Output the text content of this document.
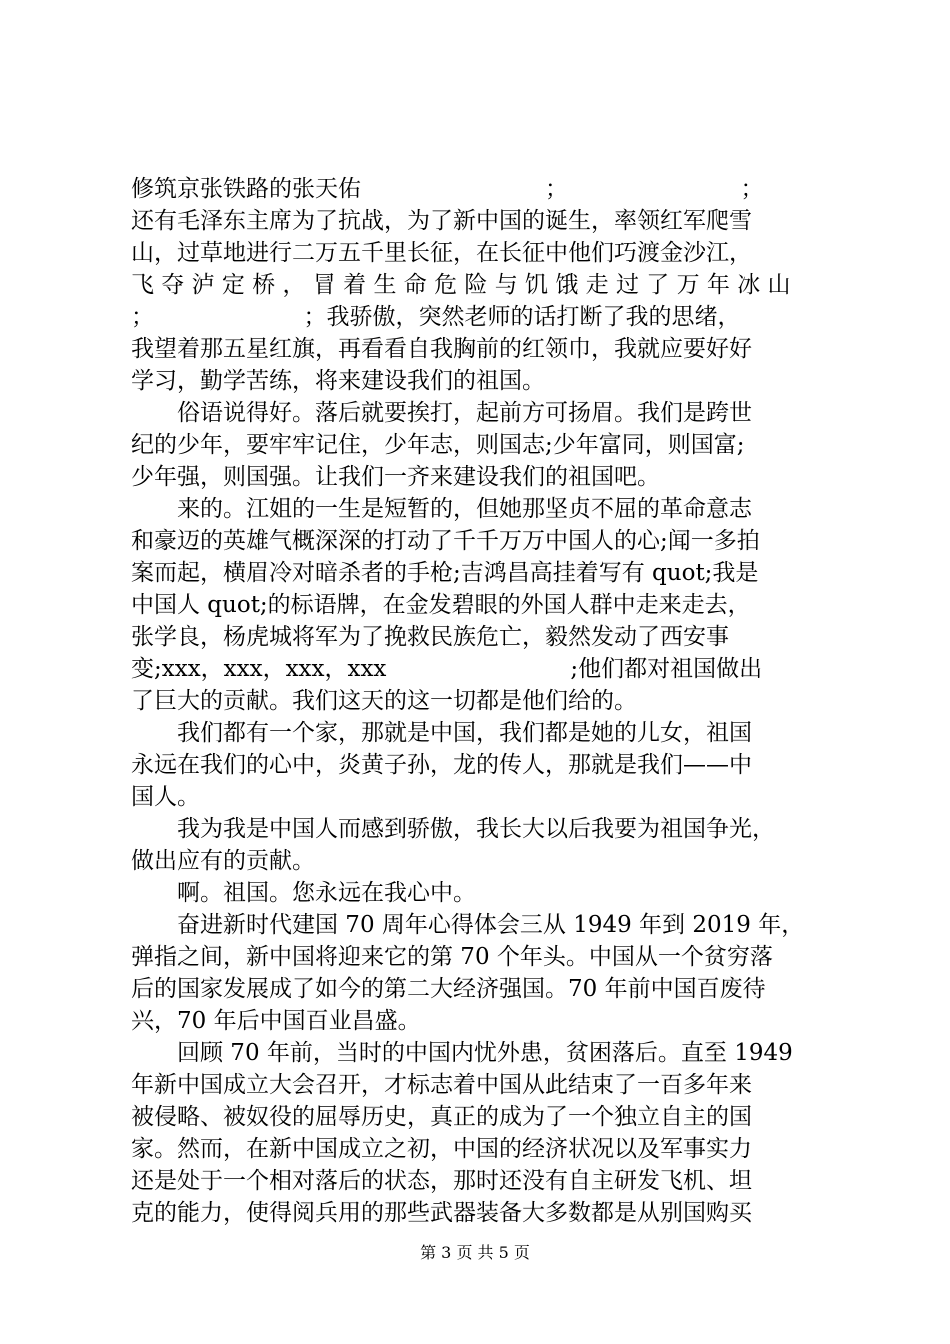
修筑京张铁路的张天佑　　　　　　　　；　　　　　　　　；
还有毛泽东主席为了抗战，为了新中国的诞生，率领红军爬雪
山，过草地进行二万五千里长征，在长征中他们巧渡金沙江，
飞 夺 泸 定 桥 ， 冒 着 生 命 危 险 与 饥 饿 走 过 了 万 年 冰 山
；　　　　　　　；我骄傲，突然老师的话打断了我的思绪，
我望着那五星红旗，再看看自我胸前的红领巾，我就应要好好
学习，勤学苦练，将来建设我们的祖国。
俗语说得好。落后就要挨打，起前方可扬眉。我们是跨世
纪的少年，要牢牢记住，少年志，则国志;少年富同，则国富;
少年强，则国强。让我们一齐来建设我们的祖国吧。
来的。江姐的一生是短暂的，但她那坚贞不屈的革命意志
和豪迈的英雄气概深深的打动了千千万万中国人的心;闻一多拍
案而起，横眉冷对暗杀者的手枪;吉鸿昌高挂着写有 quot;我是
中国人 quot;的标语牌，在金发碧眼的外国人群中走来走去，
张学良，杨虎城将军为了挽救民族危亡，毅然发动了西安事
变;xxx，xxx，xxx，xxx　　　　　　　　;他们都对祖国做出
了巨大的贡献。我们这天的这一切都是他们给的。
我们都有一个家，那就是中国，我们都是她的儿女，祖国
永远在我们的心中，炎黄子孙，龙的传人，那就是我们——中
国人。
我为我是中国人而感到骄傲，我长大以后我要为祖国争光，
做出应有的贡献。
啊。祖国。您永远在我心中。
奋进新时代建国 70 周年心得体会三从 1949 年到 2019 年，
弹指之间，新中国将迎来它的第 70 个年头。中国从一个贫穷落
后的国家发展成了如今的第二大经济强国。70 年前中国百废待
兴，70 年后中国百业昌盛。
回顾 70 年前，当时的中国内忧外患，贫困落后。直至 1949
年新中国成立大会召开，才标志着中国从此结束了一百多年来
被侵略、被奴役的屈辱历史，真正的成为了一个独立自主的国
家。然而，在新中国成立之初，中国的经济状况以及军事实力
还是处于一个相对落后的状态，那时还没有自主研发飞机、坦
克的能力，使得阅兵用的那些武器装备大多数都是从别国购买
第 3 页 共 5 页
═══
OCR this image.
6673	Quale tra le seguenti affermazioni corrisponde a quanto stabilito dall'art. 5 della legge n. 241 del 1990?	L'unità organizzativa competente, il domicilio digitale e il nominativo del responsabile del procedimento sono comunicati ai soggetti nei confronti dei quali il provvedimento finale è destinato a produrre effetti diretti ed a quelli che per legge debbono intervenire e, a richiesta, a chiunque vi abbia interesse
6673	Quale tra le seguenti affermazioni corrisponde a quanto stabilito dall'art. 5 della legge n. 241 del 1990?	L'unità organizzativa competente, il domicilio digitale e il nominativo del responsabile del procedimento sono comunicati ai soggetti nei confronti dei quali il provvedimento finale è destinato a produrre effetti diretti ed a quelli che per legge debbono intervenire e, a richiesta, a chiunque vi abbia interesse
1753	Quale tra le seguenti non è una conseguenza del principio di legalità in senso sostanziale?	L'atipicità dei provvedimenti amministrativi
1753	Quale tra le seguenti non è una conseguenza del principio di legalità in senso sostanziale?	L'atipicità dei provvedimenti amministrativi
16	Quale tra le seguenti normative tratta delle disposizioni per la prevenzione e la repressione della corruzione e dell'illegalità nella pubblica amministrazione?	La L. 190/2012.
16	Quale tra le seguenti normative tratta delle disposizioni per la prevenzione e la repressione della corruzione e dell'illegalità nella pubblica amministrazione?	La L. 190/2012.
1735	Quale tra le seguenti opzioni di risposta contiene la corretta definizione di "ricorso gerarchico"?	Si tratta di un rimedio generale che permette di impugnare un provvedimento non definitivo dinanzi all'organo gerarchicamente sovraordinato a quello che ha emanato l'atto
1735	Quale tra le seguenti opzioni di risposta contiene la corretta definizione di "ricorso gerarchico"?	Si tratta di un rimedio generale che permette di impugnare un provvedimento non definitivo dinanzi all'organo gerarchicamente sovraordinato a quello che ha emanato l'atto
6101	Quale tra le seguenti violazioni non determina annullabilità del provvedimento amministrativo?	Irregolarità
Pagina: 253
═══
**AIM:** Count the lines in the entries above that include the string "quot", then give only that figure.

**RESPONSE:** 2